-- Begin RECORDS SHOWN --
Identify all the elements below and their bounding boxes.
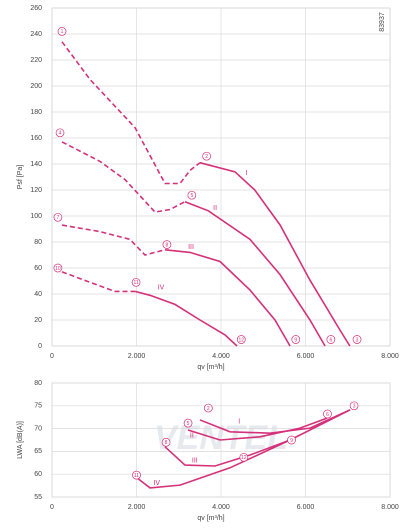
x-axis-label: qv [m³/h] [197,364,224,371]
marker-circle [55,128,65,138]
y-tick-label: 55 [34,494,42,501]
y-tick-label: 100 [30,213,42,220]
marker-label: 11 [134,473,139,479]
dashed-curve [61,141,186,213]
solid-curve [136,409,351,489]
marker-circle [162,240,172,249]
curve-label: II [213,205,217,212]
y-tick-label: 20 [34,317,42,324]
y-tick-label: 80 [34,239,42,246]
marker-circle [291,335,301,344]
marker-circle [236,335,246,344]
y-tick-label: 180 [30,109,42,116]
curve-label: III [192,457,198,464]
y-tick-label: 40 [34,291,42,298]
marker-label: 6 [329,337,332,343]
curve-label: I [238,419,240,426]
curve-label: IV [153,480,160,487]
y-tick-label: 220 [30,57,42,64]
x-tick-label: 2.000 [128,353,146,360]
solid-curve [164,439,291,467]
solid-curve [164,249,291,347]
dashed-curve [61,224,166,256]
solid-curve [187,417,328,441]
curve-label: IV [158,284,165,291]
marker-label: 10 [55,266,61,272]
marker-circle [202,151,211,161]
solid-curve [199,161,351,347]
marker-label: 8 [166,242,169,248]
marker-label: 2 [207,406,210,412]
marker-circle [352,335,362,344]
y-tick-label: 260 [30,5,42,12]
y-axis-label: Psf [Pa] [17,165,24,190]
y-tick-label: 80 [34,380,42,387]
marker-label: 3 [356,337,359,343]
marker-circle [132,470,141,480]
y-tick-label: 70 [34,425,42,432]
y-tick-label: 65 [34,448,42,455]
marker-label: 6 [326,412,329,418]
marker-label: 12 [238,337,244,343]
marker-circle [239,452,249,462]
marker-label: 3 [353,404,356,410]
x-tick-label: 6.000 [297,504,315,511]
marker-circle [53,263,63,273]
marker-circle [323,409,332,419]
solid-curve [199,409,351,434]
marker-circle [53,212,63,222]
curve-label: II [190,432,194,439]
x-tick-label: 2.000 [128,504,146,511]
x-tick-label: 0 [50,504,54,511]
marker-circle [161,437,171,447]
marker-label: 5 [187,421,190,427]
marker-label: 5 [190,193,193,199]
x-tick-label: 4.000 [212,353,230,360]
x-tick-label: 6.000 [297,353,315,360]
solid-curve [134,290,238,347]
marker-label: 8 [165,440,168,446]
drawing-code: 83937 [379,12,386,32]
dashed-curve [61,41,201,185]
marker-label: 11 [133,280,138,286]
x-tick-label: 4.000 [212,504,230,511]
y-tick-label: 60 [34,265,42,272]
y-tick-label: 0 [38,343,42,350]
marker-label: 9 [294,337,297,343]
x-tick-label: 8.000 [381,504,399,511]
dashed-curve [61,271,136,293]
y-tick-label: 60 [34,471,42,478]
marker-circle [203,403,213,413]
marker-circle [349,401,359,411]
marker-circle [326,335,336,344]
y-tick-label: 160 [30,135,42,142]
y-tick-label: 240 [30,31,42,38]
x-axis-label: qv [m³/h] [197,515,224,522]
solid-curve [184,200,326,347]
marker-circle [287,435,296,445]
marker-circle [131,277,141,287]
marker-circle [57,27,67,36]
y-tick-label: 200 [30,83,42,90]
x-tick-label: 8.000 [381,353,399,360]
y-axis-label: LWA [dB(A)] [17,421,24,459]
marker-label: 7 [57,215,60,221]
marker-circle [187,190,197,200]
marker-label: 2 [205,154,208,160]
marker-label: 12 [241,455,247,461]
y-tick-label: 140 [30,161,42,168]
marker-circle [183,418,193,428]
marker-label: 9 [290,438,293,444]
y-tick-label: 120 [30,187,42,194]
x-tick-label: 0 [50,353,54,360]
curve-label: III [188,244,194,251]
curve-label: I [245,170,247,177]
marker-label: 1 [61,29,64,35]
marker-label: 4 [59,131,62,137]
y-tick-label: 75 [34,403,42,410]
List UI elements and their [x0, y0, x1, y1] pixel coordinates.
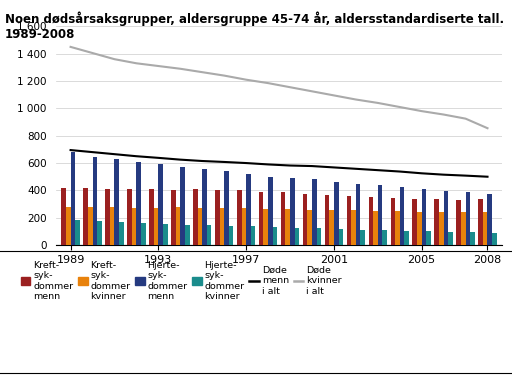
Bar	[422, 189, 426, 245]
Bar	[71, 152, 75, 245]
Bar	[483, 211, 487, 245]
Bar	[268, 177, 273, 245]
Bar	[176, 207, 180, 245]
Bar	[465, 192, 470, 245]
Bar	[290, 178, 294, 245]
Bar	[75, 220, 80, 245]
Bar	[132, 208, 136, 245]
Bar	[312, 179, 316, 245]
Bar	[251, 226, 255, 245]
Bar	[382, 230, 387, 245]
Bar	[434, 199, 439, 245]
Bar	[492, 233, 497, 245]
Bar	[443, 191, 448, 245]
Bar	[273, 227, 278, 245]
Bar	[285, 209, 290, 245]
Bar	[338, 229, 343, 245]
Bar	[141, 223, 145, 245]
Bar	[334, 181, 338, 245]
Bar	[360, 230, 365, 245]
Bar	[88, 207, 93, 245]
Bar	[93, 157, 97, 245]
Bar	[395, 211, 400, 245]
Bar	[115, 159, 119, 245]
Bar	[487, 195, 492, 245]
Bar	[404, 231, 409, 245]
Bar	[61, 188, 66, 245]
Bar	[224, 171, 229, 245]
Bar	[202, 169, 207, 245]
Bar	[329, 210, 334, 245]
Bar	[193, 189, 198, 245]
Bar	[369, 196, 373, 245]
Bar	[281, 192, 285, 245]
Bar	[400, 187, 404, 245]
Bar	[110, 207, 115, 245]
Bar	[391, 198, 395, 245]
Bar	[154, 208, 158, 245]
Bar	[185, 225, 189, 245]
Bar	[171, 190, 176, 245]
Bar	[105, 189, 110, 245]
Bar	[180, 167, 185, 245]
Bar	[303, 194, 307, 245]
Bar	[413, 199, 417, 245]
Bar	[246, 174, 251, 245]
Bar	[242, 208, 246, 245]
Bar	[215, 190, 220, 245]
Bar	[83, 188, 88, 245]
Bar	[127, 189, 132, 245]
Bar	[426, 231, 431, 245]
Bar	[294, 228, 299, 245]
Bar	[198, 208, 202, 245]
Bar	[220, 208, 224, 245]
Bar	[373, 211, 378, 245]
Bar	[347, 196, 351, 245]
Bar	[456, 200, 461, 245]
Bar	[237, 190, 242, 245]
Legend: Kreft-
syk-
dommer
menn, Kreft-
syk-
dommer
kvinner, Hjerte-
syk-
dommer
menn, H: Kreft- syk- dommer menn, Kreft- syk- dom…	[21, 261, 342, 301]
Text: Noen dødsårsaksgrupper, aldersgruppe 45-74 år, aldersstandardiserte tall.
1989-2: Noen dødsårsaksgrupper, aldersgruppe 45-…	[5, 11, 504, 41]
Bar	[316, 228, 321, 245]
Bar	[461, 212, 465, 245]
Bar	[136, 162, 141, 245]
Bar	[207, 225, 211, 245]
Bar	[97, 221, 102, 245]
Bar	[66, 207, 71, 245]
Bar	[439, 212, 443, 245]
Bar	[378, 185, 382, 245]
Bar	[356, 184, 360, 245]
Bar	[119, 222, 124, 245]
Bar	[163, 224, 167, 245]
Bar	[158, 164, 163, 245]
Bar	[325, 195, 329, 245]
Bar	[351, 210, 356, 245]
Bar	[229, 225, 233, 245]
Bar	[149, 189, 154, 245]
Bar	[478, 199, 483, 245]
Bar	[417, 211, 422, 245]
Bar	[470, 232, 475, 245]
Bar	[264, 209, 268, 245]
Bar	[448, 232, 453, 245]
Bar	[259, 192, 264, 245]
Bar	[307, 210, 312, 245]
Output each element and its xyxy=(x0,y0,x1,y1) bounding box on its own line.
-- End RECORDS SHOWN --
-- Begin RECORDS SHOWN --
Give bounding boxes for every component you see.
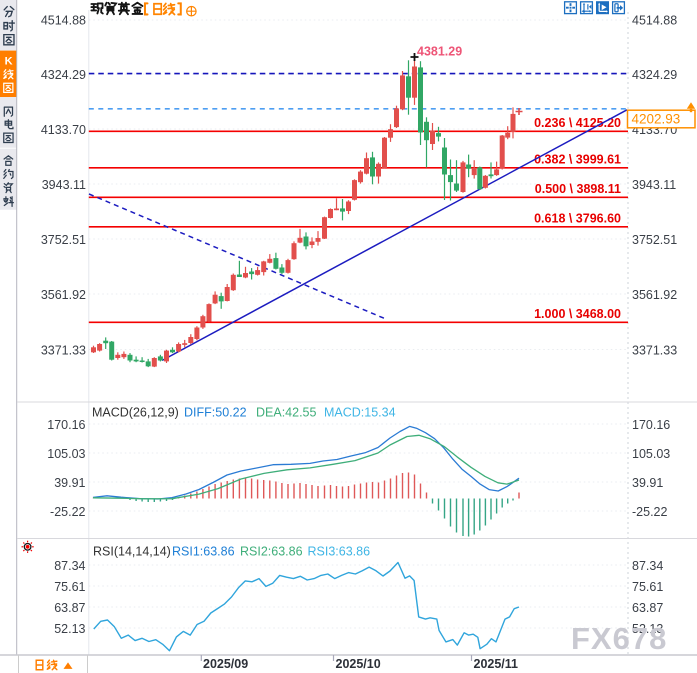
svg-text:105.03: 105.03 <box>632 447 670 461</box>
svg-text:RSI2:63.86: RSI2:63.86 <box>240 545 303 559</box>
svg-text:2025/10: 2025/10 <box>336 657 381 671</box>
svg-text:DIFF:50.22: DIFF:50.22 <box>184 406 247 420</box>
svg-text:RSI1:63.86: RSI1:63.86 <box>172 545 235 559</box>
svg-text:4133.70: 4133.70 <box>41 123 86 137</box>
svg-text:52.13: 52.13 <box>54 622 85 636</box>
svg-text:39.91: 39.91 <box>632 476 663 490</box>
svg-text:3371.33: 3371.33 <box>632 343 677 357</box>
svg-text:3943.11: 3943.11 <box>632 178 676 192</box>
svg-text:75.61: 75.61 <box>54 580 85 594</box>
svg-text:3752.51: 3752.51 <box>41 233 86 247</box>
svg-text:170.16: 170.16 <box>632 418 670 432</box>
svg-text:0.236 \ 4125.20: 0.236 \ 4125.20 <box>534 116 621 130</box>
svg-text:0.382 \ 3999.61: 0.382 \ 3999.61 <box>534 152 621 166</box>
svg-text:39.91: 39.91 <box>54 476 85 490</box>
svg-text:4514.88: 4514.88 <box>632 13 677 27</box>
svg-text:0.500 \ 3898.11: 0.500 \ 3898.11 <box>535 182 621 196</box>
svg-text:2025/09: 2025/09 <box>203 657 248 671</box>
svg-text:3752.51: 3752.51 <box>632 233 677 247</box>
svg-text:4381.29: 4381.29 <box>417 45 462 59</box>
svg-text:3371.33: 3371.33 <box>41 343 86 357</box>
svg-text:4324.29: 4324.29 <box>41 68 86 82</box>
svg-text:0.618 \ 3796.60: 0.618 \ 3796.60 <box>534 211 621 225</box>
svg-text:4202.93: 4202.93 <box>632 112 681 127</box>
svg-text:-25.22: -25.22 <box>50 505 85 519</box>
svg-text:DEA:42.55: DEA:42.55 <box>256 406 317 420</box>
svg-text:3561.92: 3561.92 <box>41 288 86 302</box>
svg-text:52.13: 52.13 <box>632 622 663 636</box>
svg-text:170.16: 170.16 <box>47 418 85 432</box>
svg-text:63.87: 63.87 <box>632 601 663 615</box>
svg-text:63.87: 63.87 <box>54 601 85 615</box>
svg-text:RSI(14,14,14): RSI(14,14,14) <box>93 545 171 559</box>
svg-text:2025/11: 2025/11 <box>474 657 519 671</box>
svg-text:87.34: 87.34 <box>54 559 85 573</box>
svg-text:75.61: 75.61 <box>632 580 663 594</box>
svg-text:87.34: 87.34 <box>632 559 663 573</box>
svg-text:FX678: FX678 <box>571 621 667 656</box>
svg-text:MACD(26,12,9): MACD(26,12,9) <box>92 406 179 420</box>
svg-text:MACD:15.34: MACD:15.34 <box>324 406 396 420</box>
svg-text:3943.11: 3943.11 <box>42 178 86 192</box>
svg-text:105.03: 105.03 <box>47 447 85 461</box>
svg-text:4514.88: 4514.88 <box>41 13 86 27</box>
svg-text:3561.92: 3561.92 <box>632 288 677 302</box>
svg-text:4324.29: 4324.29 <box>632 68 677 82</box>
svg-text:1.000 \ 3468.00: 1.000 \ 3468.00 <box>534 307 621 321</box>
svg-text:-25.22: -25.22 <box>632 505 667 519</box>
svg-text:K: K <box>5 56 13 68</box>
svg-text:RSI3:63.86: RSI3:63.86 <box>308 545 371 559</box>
-- End RECORDS SHOWN --
WRITTEN REQUEST: Count the lines of the material above that contain the word "Noen", matching case exactly, and give only the number.

ANSWER FOR THIS EXERCISE: 2